### Instruction
Gather every line of the entries that includes the word "backward".

== Provided information

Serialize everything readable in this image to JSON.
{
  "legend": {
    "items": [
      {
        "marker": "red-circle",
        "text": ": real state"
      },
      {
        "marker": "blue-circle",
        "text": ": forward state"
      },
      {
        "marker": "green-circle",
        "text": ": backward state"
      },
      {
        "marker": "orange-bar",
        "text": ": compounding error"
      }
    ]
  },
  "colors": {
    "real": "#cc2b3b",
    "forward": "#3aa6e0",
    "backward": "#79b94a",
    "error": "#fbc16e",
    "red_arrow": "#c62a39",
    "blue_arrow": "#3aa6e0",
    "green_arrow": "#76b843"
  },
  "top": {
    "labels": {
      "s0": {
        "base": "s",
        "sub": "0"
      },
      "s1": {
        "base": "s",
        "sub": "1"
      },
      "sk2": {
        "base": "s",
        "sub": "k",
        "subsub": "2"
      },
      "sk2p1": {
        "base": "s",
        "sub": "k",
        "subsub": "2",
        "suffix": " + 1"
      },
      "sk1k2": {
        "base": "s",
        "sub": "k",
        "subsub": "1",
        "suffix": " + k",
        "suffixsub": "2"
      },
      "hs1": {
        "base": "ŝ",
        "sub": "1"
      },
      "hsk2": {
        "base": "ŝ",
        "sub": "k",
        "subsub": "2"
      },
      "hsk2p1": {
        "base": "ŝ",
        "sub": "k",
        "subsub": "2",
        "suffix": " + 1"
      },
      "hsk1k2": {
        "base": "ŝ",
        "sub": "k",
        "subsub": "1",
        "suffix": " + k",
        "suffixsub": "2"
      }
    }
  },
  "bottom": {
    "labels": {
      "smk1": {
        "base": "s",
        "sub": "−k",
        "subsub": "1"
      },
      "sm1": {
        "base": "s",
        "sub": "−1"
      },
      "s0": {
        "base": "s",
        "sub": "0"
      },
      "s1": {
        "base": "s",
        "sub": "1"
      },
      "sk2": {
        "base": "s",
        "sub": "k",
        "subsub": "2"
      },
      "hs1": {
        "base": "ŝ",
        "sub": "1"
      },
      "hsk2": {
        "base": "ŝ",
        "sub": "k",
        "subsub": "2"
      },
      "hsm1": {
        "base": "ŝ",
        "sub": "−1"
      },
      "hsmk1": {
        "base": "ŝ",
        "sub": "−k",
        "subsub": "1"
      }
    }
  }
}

====
== Provided information

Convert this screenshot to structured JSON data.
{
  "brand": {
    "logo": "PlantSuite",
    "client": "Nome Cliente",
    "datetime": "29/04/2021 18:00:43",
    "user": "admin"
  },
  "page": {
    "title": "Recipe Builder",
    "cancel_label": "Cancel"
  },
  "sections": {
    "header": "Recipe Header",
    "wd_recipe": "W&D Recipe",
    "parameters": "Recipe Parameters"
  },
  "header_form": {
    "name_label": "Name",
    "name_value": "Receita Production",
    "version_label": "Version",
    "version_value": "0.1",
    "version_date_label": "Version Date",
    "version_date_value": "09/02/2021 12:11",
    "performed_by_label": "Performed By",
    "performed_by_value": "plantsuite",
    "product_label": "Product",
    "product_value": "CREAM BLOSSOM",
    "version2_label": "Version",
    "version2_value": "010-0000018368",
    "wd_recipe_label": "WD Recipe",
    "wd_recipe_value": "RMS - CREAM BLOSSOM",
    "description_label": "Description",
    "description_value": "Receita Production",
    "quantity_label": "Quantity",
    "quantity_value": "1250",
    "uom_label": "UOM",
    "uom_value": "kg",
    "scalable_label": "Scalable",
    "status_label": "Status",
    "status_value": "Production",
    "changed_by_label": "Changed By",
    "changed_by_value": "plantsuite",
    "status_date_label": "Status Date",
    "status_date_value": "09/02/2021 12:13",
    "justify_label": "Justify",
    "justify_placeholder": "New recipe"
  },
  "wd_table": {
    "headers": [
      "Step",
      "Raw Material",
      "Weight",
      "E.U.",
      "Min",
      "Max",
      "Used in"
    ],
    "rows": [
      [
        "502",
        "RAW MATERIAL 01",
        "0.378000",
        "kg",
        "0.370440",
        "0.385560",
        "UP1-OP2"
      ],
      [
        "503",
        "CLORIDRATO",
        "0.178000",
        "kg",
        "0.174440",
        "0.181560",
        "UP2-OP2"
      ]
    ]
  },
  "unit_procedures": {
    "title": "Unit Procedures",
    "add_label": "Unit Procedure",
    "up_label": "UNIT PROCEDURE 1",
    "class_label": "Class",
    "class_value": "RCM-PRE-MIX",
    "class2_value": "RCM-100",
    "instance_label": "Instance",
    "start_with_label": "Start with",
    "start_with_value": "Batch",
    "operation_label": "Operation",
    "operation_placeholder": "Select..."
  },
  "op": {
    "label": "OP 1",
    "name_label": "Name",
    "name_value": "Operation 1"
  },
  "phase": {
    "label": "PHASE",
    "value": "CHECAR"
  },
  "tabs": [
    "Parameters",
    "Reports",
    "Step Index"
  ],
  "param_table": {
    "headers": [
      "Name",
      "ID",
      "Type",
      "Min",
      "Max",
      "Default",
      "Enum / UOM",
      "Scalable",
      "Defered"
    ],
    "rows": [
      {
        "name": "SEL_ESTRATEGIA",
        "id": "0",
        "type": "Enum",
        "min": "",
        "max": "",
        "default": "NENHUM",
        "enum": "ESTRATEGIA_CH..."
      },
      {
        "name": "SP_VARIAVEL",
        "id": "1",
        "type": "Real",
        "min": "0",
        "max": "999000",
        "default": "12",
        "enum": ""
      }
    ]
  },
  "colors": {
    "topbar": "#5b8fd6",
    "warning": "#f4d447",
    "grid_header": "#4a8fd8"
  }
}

====

### Task response
        "text": ": backward state"
    "backward": "#79b94a",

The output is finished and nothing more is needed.